* **Task instructions**: Spot each line that carries the word "организаций"; copy those lines.

Collected data
+---+

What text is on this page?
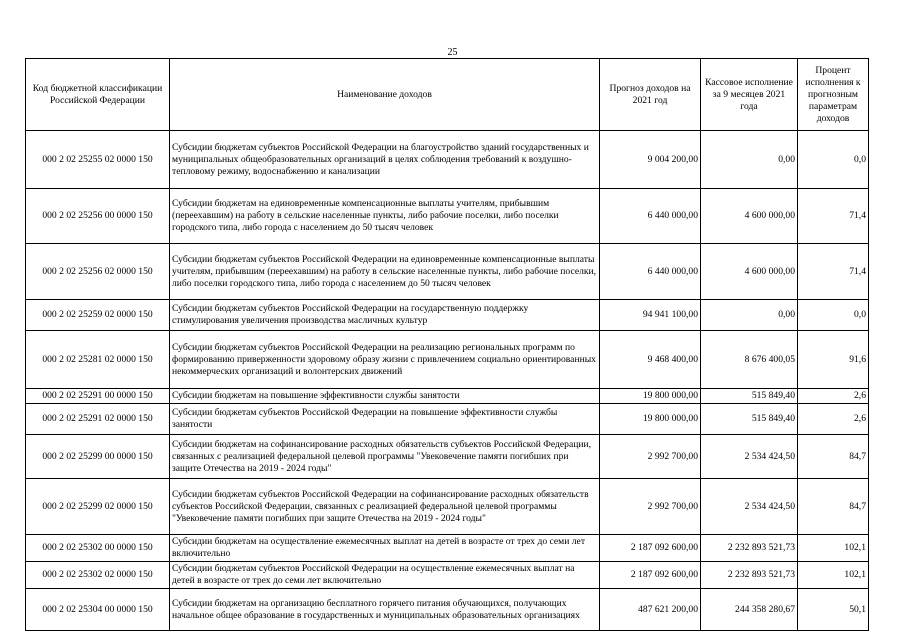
25
Код бюджетной классификации Российской Федерации	Наименование доходов	Прогноз доходов на 2021 год	Кассовое исполнение за 9 месяцев 2021 года	Процент исполнения к прогнозным параметрам доходов
000 2 02 25255 02 0000 150	Субсидии бюджетам субъектов Российской Федерации на благоустройство зданий государственных и муниципальных общеобразовательных организаций в целях соблюдения требований к воздушно-тепловому режиму, водоснабжению и канализации	9 004 200,00	0,00	0,0
000 2 02 25256 00 0000 150	Субсидии бюджетам на единовременные компенсационные выплаты учителям, прибывшим (переехавшим) на работу в сельские населенные пункты, либо рабочие поселки, либо поселки городского типа, либо города с населением до 50 тысяч человек	6 440 000,00	4 600 000,00	71,4
000 2 02 25256 02 0000 150	Субсидии бюджетам субъектов Российской Федерации на единовременные компенсационные выплаты учителям, прибывшим (переехавшим) на работу в сельские населенные пункты, либо рабочие поселки, либо поселки городского типа, либо города с населением до 50 тысяч человек	6 440 000,00	4 600 000,00	71,4
000 2 02 25259 02 0000 150	Субсидии бюджетам субъектов Российской Федерации на государственную поддержку стимулирования увеличения производства масличных культур	94 941 100,00	0,00	0,0
000 2 02 25281 02 0000 150	Субсидии бюджетам субъектов Российской Федерации на реализацию региональных программ по формированию приверженности здоровому образу жизни с привлечением социально ориентированных некоммерческих организаций и волонтерских движений	9 468 400,00	8 676 400,05	91,6
000 2 02 25291 00 0000 150	Субсидии бюджетам на повышение эффективности службы занятости	19 800 000,00	515 849,40	2,6
000 2 02 25291 02 0000 150	Субсидии бюджетам субъектов Российской Федерации на повышение эффективности службы занятости	19 800 000,00	515 849,40	2,6
000 2 02 25299 00 0000 150	Субсидии бюджетам на софинансирование расходных обязательств субъектов Российской Федерации, связанных с реализацией федеральной целевой программы "Увековечение памяти погибших при защите Отечества на 2019 - 2024 годы"	2 992 700,00	2 534 424,50	84,7
000 2 02 25299 02 0000 150	Субсидии бюджетам субъектов Российской Федерации на софинансирование расходных обязательств субъектов Российской Федерации, связанных с реализацией федеральной целевой программы "Увековечение памяти погибших при защите Отечества на 2019 - 2024 годы"	2 992 700,00	2 534 424,50	84,7
000 2 02 25302 00 0000 150	Субсидии бюджетам на осуществление ежемесячных выплат на детей в возрасте от трех до семи лет включительно	2 187 092 600,00	2 232 893 521,73	102,1
000 2 02 25302 02 0000 150	Субсидии бюджетам субъектов Российской Федерации на осуществление ежемесячных выплат на детей в возрасте от трех до семи лет включительно	2 187 092 600,00	2 232 893 521,73	102,1
000 2 02 25304 00 0000 150	Субсидии бюджетам на организацию бесплатного горячего питания обучающихся, получающих начальное общее образование в государственных и муниципальных образовательных организациях	487 621 200,00	244 358 280,67	50,1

+---+

* **Result of this task**:
000 2 02 25255 02 0000 150	Субсидии бюджетам субъектов Российской Федерации на благоустройство зданий государственных и муниципальных общеобразовательных организаций в целях соблюдения требований к воздушно-тепловому режиму, водоснабжению и канализации	9 004 200,00	0,00	0,0
000 2 02 25281 02 0000 150	Субсидии бюджетам субъектов Российской Федерации на реализацию региональных программ по формированию приверженности здоровому образу жизни с привлечением социально ориентированных некоммерческих организаций и волонтерских движений	9 468 400,00	8 676 400,05	91,6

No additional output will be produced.